== Task to complete ==
Determine how many lines of the data include the word "Pathogenesis", and write only that number.

== Supplied material ==
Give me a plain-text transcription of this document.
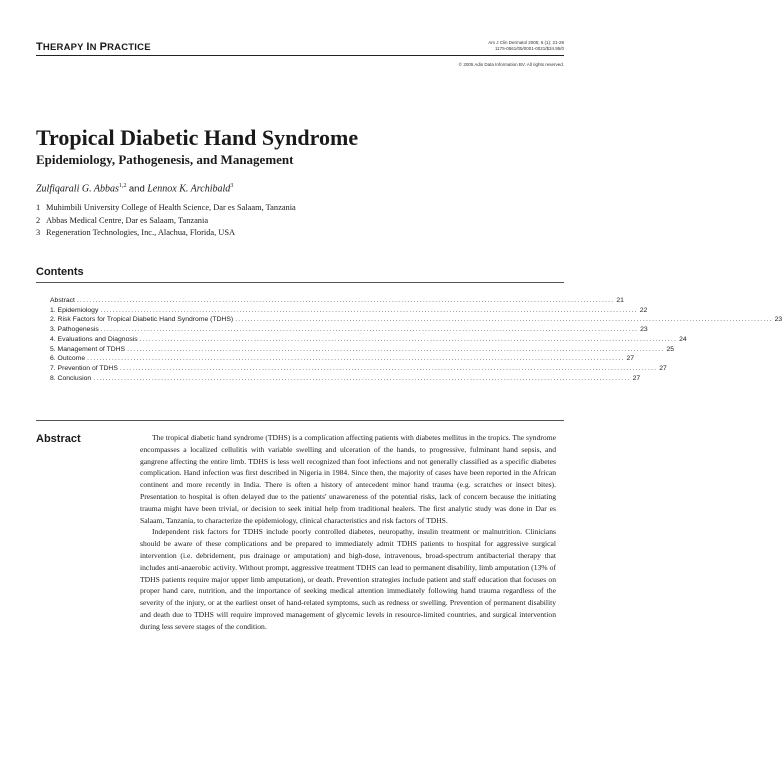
THERAPY IN PRACTICE	Am J Clin Dermatol 2005; 6 (1): 21-28
1175-0561/05/0001-0021/$34.95/0
© 2005 Adis Data Information BV. All rights reserved.
Tropical Diabetic Hand Syndrome
Epidemiology, Pathogenesis, and Management
Zulfiqarali G. Abbas$^{1,2}$ and Lennox K. Archibald$^3$
1 Muhimbili University College of Health Science, Dar es Salaam, Tanzania
2 Abbas Medical Centre, Dar es Salaam, Tanzania
3 Regeneration Technologies, Inc., Alachua, Florida, USA
Contents
Abstract .............................................................................................................................................................................. 21
1. Epidemiology .............................................................................................................................................................................. 22
2. Risk Factors for Tropical Diabetic Hand Syndrome (TDHS) .............................................................................................................................................................................. 23
3. Pathogenesis .............................................................................................................................................................................. 23
4. Evaluations and Diagnosis .............................................................................................................................................................................. 24
5. Management of TDHS .............................................................................................................................................................................. 25
6. Outcome .............................................................................................................................................................................. 27
7. Prevention of TDHS .............................................................................................................................................................................. 27
8. Conclusion .............................................................................................................................................................................. 27
Abstract	The tropical diabetic hand syndrome (TDHS) is a complication affecting patients with diabetes mellitus in the tropics. The syndrome encompasses a localized cellulitis with variable swelling and ulceration of the hands, to progressive, fulminant hand sepsis, and gangrene affecting the entire limb. TDHS is less well recognized than foot infections and not generally classified as a specific diabetes complication. Hand infection was first described in Nigeria in 1984. Since then, the majority of cases have been reported in the African continent and more recently in India. There is often a history of antecedent minor hand trauma (e.g. scratches or insect bites). Presentation to hospital is often delayed due to the patients' unawareness of the potential risks, lack of concern because the initiating trauma might have been trivial, or decision to seek initial help from traditional healers. The first analytic study was done in Dar es Salaam, Tanzania, to characterize the epidemiology, clinical characteristics and risk factors of TDHS.

Independent risk factors for TDHS include poorly controlled diabetes, neuropathy, insulin treatment or malnutrition. Clinicians should be aware of these complications and be prepared to immediately admit TDHS patients to hospital for aggressive surgical intervention (i.e. debridement, pus drainage or amputation) and high-dose, intravenous, broad-spectrum antibacterial therapy that includes anti-anaerobic activity. Without prompt, aggressive treatment TDHS can lead to permanent disability, limb amputation (13% of TDHS patients require major upper limb amputation), or death. Prevention strategies include patient and staff education that focuses on proper hand care, nutrition, and the importance of seeking medical attention immediately following hand trauma regardless of the severity of the injury, or at the earliest onset of hand-related symptoms, such as redness or swelling. Prevention of permanent disability and death due to TDHS will require improved management of glycemic levels in resource-limited countries, and surgical intervention during less severe stages of the condition.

== Response for this exercise ==
2